● **WORK INSTRUCTIONS**: The records that follow are to be transcribed in full, without their images.

--- START OF MATERIAL FOR THE TASK ---

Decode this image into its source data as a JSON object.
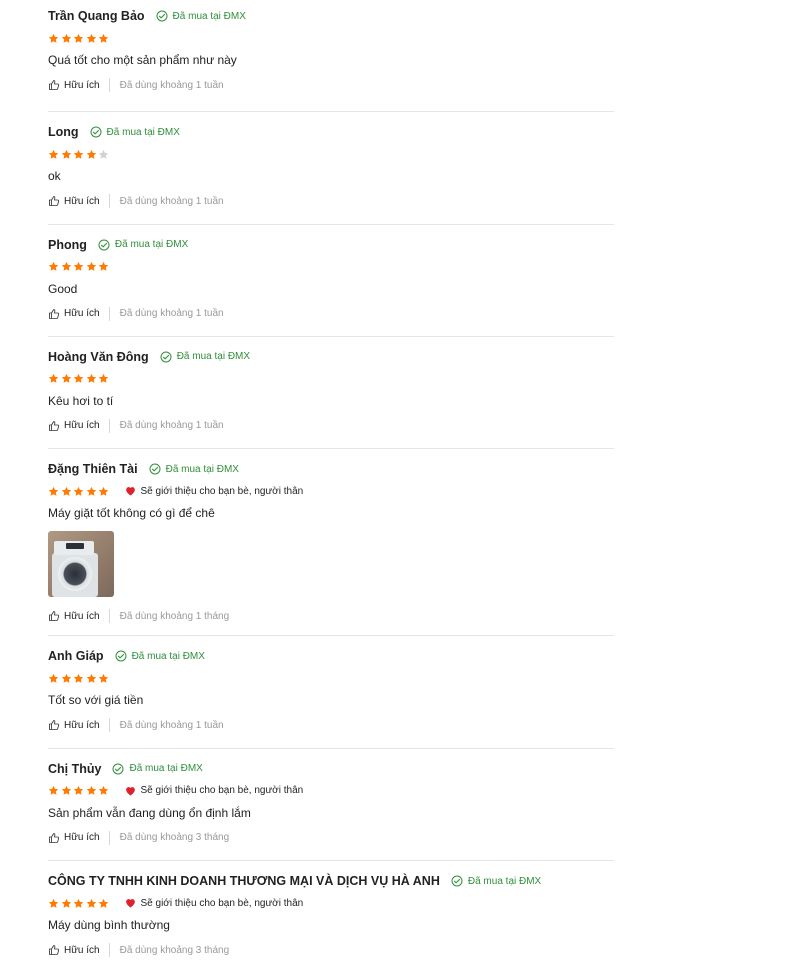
{
  "colors": {
    "star_filled": "#ff7a00",
    "star_empty": "#cfd3d8",
    "verified_green": "#2f8f3a",
    "heart_red": "#e0202a"
  },
  "labels": {
    "helpful": "Hữu ích",
    "verified": "Đã mua tại ĐMX",
    "recommend": "Sẽ giới thiệu cho bạn bè, người thân"
  },
  "icons": {
    "verified": "check-circle-icon",
    "helpful": "thumbs-up-icon",
    "recommend": "heart-icon",
    "rating": "star-icon"
  },
  "reviews": [
    {
      "name": "Trần Quang Bảo",
      "rating": 5,
      "recommend": false,
      "content": "Quá tốt cho một sản phẩm như này",
      "used": "Đã dùng khoảng 1 tuần",
      "has_photo": false
    },
    {
      "name": "Long",
      "rating": 4,
      "recommend": false,
      "content": "ok",
      "used": "Đã dùng khoảng 1 tuần",
      "has_photo": false
    },
    {
      "name": "Phong",
      "rating": 5,
      "recommend": false,
      "content": "Good",
      "used": "Đã dùng khoảng 1 tuần",
      "has_photo": false
    },
    {
      "name": "Hoàng Văn Đông",
      "rating": 5,
      "recommend": false,
      "content": "Kêu hơi to tí",
      "used": "Đã dùng khoảng 1 tuần",
      "has_photo": false
    },
    {
      "name": "Đặng Thiên Tài",
      "rating": 5,
      "recommend": true,
      "content": "Máy giặt tốt không có gì để chê",
      "used": "Đã dùng khoảng 1 tháng",
      "has_photo": true
    },
    {
      "name": "Anh Giáp",
      "rating": 5,
      "recommend": false,
      "content": "Tốt so với giá tiền",
      "used": "Đã dùng khoảng 1 tuần",
      "has_photo": false
    },
    {
      "name": "Chị Thủy",
      "rating": 5,
      "recommend": true,
      "content": "Sản phẩm vẫn đang dùng ổn định lắm",
      "used": "Đã dùng khoảng 3 tháng",
      "has_photo": false
    },
    {
      "name": "CÔNG TY TNHH KINH DOANH THƯƠNG MẠI VÀ DỊCH VỤ HÀ ANH",
      "rating": 5,
      "recommend": true,
      "content": "Máy dùng bình thường",
      "used": "Đã dùng khoảng 3 tháng",
      "has_photo": false
    }
  ]
}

--- END OF MATERIAL FOR THE TASK ---

● **TASK ANSWER**:
Decode this image into its source data as a JSON object.
{
  "colors": {
    "star_filled": "#ff7a00",
    "star_empty": "#cfd3d8",
    "verified_green": "#2f8f3a",
    "heart_red": "#e0202a"
  },
  "labels": {
    "helpful": "Hữu ích",
    "verified": "Đã mua tại ĐMX",
    "recommend": "Sẽ giới thiệu cho bạn bè, người thân"
  },
  "icons": {
    "verified": "check-circle-icon",
    "helpful": "thumbs-up-icon",
    "recommend": "heart-icon",
    "rating": "star-icon"
  },
  "reviews": [
    {
      "name": "Trần Quang Bảo",
      "rating": 5,
      "recommend": false,
      "content": "Quá tốt cho một sản phẩm như này",
      "used": "Đã dùng khoảng 1 tuần",
      "has_photo": false
    },
    {
      "name": "Long",
      "rating": 4,
      "recommend": false,
      "content": "ok",
      "used": "Đã dùng khoảng 1 tuần",
      "has_photo": false
    },
    {
      "name": "Phong",
      "rating": 5,
      "recommend": false,
      "content": "Good",
      "used": "Đã dùng khoảng 1 tuần",
      "has_photo": false
    },
    {
      "name": "Hoàng Văn Đông",
      "rating": 5,
      "recommend": false,
      "content": "Kêu hơi to tí",
      "used": "Đã dùng khoảng 1 tuần",
      "has_photo": false
    },
    {
      "name": "Đặng Thiên Tài",
      "rating": 5,
      "recommend": true,
      "content": "Máy giặt tốt không có gì để chê",
      "used": "Đã dùng khoảng 1 tháng",
      "has_photo": true
    },
    {
      "name": "Anh Giáp",
      "rating": 5,
      "recommend": false,
      "content": "Tốt so với giá tiền",
      "used": "Đã dùng khoảng 1 tuần",
      "has_photo": false
    },
    {
      "name": "Chị Thủy",
      "rating": 5,
      "recommend": true,
      "content": "Sản phẩm vẫn đang dùng ổn định lắm",
      "used": "Đã dùng khoảng 3 tháng",
      "has_photo": false
    },
    {
      "name": "CÔNG TY TNHH KINH DOANH THƯƠNG MẠI VÀ DỊCH VỤ HÀ ANH",
      "rating": 5,
      "recommend": true,
      "content": "Máy dùng bình thường",
      "used": "Đã dùng khoảng 3 tháng",
      "has_photo": false
    }
  ]
}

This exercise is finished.